------ Supplied passage ------

Let $r>\gamma$. Then the following asymptotic equality holds as $\delta \to \infty$:

$$\mathcal{E}{\left(W_{\beta ,\infty }^r;P_{\gamma }\left(\delta \right)\right)}_C=\frac{1}{\delta }\underset{f\in W_{\beta ,\infty }^r}{sup}{∥f_0^{\gamma }(·)∥}_C+O\left({\rm Y}(\delta ,r,\gamma )\right),$$

(5)

where $f_0^{\gamma }\left(x\right)$ is $\left(r,\beta \right)$—derivative in the Weyl-Nagy sense as $r=\gamma ,\beta =0$ and

$$\mathsf{{\rm Y}}(\delta ,r,\gamma )=\left\{\begin{array}{cc}\frac{1}{{\left(\sqrt[\gamma ]{\delta }\right)}^r},\hfill & \gamma <r<2\gamma ,\hfill \\ \frac{ln\delta }{{\delta }^2},\hfill & r=2\gamma ,\hfill \\ \frac{1}{{\delta }^2},\hfill & r>2\gamma .\hfill \end{array}\right.$$

Proof. 

Let us rewrite the function $\tau \left(u\right)$ given by (4) in the form $\tau \left(u\right)=\phi \left(u\right)+\mu \left(u\right)$ (see, e.g., [26]), where

$$\phi \left(u\right)=\left\{\begin{array}{cc}(\gamma -r-1){\delta }^{\frac{r+2}{\gamma }-1}{u}^2+(2+r-\gamma ){\delta }^{\frac{r+1}{\gamma }-1}u,\hfill & 0\le u\le \frac{1}{\sqrt[\gamma ]{\delta }},\hfill \\ u^{\gamma -r},u\ge \frac{1}{\sqrt[\gamma ]{\delta }}.\hfill \end{array}\right.$$

(6)

------ Information provided ------

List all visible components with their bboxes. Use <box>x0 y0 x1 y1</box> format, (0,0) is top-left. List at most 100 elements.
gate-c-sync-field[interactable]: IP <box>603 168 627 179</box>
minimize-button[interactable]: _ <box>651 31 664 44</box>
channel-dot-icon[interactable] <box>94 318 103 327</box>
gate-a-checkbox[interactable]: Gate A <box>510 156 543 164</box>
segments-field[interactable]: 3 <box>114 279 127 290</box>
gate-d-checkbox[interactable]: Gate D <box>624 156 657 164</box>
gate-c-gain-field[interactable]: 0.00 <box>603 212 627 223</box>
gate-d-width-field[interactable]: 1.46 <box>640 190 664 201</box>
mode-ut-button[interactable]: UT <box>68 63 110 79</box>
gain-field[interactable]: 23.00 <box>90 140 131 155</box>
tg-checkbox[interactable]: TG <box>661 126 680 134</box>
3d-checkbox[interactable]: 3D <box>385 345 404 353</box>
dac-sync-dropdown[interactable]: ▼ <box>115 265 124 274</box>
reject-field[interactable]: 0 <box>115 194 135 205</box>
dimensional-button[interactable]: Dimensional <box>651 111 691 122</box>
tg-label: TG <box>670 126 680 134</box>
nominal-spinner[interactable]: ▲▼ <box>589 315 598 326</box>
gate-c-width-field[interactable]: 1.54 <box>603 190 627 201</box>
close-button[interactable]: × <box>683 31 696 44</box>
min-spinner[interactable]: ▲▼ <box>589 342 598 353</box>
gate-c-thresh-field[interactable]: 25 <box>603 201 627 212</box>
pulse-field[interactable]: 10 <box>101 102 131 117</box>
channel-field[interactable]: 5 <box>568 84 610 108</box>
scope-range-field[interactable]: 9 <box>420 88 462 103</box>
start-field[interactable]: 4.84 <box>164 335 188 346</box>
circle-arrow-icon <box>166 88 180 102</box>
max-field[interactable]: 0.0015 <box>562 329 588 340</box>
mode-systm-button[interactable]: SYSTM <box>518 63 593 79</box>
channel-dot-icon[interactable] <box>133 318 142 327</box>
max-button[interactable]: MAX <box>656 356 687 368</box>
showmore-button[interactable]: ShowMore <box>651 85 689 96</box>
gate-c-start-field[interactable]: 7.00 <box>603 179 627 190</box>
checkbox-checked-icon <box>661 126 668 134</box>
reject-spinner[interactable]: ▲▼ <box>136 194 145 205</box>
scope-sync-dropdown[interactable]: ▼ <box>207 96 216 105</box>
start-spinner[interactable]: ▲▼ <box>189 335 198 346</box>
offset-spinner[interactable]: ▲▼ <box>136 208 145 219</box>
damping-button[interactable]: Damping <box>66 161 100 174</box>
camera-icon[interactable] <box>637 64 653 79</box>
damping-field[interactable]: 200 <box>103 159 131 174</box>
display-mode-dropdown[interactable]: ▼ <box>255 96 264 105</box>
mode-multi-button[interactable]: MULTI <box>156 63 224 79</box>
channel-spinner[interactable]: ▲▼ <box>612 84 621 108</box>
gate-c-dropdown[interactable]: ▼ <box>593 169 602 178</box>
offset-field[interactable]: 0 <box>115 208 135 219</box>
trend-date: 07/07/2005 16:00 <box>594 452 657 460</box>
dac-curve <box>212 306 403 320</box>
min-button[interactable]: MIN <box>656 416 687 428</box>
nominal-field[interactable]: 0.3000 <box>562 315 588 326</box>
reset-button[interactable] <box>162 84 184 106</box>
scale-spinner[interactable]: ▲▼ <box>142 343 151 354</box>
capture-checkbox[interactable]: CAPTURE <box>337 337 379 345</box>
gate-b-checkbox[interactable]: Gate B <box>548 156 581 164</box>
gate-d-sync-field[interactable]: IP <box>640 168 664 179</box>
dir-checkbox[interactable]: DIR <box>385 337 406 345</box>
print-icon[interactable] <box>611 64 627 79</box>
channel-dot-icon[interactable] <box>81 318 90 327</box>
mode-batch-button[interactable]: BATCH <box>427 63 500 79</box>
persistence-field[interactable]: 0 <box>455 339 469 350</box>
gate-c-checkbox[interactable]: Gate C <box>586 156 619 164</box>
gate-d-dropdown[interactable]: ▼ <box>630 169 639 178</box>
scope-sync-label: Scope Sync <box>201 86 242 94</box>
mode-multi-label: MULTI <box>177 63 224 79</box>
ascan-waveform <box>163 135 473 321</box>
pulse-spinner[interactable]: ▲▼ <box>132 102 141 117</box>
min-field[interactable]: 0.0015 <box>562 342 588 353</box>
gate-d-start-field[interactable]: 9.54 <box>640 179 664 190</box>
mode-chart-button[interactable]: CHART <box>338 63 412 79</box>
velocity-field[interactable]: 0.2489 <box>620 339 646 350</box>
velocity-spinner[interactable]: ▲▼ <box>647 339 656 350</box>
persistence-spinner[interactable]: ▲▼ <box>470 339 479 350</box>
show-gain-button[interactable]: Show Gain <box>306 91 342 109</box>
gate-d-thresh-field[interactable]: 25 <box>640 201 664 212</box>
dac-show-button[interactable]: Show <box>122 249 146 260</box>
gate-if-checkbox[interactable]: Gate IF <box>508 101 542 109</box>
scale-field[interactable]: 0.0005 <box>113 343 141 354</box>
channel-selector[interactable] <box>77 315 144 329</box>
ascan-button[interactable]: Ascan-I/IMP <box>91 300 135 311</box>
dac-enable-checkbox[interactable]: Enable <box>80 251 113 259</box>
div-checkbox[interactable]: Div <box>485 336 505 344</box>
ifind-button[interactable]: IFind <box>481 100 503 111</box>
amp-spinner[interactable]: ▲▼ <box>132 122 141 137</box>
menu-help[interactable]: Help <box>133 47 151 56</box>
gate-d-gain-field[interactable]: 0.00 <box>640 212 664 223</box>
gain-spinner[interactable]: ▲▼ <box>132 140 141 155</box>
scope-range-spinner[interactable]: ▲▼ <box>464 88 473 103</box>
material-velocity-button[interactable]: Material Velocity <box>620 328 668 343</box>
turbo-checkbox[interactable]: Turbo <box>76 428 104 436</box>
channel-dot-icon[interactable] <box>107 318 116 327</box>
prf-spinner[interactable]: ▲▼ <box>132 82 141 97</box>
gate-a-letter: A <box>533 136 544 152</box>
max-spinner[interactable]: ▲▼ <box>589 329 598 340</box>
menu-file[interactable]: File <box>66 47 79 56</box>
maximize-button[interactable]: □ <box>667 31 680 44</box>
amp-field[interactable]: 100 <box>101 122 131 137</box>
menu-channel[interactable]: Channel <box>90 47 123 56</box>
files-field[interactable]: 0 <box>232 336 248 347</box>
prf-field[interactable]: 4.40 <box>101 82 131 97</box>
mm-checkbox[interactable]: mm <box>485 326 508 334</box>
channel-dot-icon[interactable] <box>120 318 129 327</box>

------

Problem
Answer these about the asymptotic-equality passage:
1. What relation between r and γ is assumed at the start?
2. What does Y(δ, r, γ) equal when r = 2γ?
3. In the proof, τ(u) is written as the sum of which two functions?

Answer to the task
1. r > γ
2. ln δ / δ²
3. φ(u) and μ(u), so τ(u) = φ(u) + μ(u)